### Gegeven tekst ###

De gronden die bedoeld zijn voor woningen zijn bestemd tot "Wonen". Het bestemmingsvlak vormt eveneens het bouwvlak. Binnen de bouwvlakken wordt de bebouwing gesitueerd. Vanzelfsprekend betekent dit dat buiten het bouwvlak in principe niet gebouwd mag worden. Aanwezige zijtuinen zijn gelegen binnen het bestemmingsvlak. De woningen mogen vrijstaand en twee-aan-één worden gebouwd. Uit flexibiliteitsoverwegingen is er voor gekozen de bouwvlakken ruim te houden.
Er gelden verschillende maximale goot- en bouwhoogtes. Deze zijn aangegeven op de verbeelding.
Woningen moeten in de bebouwingsgrens worden gebouwd, die naar de straat is gekeerd, of op maximaal 5 m erachter.

###

-- Korte opdracht --
Herschrijf uit de tekst over de bestemming Wonen het stuk van "De gronden die" tot en met "5 m erachter.", met "zijtuinen" vervangen door "achtertuinen".

### Ruwe rijen ###

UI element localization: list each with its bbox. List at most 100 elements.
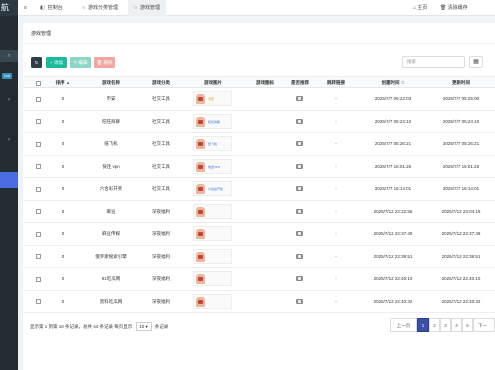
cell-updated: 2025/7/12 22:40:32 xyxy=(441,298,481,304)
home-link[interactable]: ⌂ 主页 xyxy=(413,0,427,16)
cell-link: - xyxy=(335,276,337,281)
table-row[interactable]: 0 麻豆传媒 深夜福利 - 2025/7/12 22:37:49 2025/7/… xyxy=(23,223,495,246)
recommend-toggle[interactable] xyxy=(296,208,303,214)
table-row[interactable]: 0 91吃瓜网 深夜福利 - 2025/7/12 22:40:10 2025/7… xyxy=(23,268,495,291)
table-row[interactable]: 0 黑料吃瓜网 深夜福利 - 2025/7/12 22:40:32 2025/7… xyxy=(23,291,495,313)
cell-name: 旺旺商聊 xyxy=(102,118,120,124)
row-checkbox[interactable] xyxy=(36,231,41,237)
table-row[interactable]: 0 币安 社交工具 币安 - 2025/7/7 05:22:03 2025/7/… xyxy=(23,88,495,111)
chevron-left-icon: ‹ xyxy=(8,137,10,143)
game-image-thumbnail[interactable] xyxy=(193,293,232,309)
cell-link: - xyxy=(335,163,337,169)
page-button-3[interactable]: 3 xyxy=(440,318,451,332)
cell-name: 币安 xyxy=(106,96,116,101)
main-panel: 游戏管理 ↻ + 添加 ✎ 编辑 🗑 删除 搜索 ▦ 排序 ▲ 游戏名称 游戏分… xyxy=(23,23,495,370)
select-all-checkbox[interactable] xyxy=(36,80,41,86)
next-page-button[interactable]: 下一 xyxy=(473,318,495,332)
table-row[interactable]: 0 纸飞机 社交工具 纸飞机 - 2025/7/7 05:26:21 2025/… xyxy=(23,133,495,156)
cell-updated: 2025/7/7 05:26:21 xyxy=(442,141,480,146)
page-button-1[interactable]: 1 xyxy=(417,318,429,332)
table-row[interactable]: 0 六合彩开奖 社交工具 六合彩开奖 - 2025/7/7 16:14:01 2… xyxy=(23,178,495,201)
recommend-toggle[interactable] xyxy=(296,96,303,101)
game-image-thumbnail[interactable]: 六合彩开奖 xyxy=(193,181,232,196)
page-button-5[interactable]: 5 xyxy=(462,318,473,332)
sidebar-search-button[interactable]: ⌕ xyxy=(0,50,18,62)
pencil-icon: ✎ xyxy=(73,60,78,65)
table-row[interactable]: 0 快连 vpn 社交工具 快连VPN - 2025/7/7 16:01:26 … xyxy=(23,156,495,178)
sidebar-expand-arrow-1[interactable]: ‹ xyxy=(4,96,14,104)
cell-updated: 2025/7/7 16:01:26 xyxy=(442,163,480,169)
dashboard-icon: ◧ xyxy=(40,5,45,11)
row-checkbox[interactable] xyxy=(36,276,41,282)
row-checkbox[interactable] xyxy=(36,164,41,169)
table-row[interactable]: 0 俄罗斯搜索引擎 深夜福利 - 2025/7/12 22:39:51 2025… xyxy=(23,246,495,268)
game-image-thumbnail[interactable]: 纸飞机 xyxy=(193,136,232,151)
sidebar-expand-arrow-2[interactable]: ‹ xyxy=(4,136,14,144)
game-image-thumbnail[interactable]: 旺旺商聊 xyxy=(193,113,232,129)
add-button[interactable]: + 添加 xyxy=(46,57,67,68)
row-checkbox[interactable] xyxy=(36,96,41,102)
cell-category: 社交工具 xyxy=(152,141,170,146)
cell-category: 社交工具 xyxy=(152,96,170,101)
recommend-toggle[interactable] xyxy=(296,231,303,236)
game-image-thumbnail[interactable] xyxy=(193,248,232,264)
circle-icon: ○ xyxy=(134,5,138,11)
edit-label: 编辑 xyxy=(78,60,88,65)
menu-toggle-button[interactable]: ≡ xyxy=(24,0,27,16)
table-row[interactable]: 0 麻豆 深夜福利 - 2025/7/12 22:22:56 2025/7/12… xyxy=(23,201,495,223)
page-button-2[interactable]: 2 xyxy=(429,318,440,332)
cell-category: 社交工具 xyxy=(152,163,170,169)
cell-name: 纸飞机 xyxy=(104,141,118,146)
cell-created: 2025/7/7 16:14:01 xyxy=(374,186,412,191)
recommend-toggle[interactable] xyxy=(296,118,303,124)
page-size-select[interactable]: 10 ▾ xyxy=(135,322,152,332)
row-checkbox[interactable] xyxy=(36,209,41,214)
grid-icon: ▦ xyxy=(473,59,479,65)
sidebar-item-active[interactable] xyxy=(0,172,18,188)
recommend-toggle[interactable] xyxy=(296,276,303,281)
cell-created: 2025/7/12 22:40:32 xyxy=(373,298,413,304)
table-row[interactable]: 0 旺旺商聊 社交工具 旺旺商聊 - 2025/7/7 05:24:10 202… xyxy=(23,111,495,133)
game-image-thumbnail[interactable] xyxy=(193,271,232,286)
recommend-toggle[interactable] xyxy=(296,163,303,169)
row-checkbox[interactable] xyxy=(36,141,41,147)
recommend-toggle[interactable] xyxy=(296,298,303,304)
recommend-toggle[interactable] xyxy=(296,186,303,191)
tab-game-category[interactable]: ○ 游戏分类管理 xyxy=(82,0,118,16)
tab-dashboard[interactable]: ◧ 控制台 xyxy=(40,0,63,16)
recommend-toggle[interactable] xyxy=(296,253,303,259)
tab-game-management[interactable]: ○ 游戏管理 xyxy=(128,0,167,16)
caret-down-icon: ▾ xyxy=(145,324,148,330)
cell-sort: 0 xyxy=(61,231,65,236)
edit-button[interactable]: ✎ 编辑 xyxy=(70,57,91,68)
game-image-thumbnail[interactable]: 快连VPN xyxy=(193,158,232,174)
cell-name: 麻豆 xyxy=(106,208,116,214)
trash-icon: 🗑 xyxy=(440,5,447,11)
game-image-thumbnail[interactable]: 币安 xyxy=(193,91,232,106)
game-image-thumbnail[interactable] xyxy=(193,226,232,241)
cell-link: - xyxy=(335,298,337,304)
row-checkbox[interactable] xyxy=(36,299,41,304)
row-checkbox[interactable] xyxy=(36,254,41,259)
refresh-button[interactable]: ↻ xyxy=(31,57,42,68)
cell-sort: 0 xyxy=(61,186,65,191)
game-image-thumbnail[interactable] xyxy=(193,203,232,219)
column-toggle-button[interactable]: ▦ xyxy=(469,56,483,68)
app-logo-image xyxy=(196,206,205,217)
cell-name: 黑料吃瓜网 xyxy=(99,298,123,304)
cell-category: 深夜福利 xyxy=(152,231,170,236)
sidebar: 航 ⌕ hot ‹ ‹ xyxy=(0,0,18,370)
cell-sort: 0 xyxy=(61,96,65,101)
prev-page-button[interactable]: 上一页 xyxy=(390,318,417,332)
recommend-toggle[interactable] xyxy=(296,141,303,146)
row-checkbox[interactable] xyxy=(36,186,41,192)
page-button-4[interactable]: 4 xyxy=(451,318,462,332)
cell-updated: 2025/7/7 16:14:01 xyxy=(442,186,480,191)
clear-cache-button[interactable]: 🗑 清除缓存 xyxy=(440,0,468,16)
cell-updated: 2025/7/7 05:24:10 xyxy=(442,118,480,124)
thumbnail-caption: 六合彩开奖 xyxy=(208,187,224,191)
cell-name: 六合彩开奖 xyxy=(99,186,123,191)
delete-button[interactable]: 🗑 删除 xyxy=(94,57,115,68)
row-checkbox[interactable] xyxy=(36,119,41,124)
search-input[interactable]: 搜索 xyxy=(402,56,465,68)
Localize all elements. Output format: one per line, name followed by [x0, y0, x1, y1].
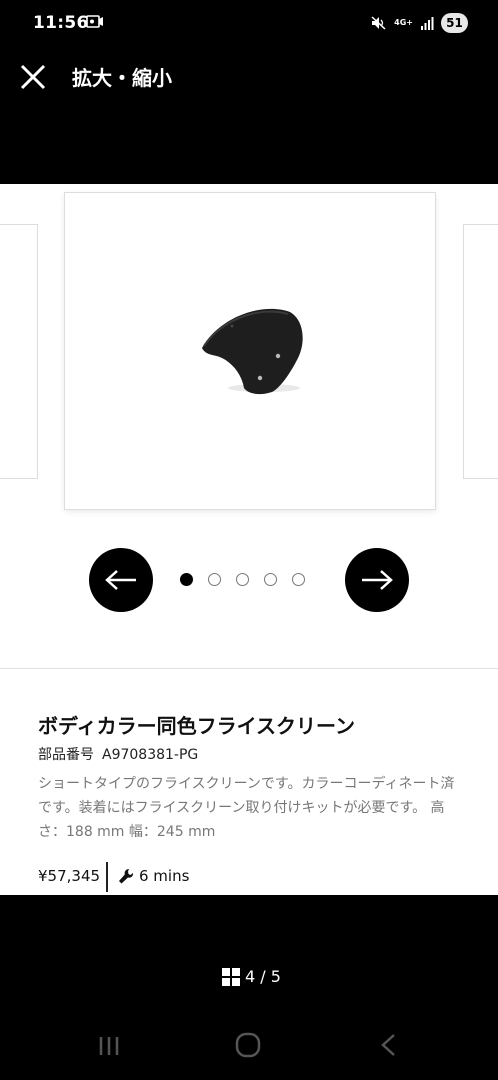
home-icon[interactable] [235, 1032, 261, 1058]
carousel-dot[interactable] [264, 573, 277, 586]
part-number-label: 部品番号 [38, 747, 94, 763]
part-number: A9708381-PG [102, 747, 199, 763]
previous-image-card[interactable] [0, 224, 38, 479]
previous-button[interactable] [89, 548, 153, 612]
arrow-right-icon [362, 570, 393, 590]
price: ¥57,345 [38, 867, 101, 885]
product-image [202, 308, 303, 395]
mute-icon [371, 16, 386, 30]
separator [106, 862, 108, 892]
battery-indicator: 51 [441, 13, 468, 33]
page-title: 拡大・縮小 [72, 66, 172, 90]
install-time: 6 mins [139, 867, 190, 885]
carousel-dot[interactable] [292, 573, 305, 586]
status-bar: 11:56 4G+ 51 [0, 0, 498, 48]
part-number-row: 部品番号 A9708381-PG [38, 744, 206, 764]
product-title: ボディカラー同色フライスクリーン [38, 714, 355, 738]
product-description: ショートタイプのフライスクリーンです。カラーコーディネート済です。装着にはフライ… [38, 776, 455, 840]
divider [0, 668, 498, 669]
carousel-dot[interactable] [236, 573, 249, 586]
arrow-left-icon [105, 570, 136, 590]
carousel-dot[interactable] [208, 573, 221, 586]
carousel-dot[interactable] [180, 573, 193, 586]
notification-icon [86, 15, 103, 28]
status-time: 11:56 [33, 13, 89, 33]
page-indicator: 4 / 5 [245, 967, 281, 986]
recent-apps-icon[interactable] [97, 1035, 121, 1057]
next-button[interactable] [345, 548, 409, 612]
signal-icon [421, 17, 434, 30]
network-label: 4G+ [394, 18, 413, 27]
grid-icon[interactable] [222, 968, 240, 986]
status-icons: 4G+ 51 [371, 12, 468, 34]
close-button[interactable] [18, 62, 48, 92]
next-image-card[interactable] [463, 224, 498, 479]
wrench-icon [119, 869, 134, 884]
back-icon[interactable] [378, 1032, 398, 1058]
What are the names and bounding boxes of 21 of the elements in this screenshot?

###

-- Resultaat oefening --
De gronden die bedoeld zijn voor woningen zijn bestemd tot "Wonen". Het bestemmingsvlak vormt eveneens het bouwvlak. Binnen de bouwvlakken wordt de bebouwing gesitueerd. Vanzelfsprekend betekent dit dat buiten het bouwvlak in principe niet gebouwd mag worden. Aanwezige achtertuinen zijn gelegen binnen het bestemmingsvlak. De woningen mogen vrijstaand en twee-aan-één worden gebouwd. Uit flexibiliteitsoverwegingen is er voor gekozen de bouwvlakken ruim te houden.
Er gelden verschillende maximale goot- en bouwhoogtes. Deze zijn aangegeven op de verbeelding.
Woningen moeten in de bebouwingsgrens worden gebouwd, die naar de straat is gekeerd, of op maximaal 5 m erachter.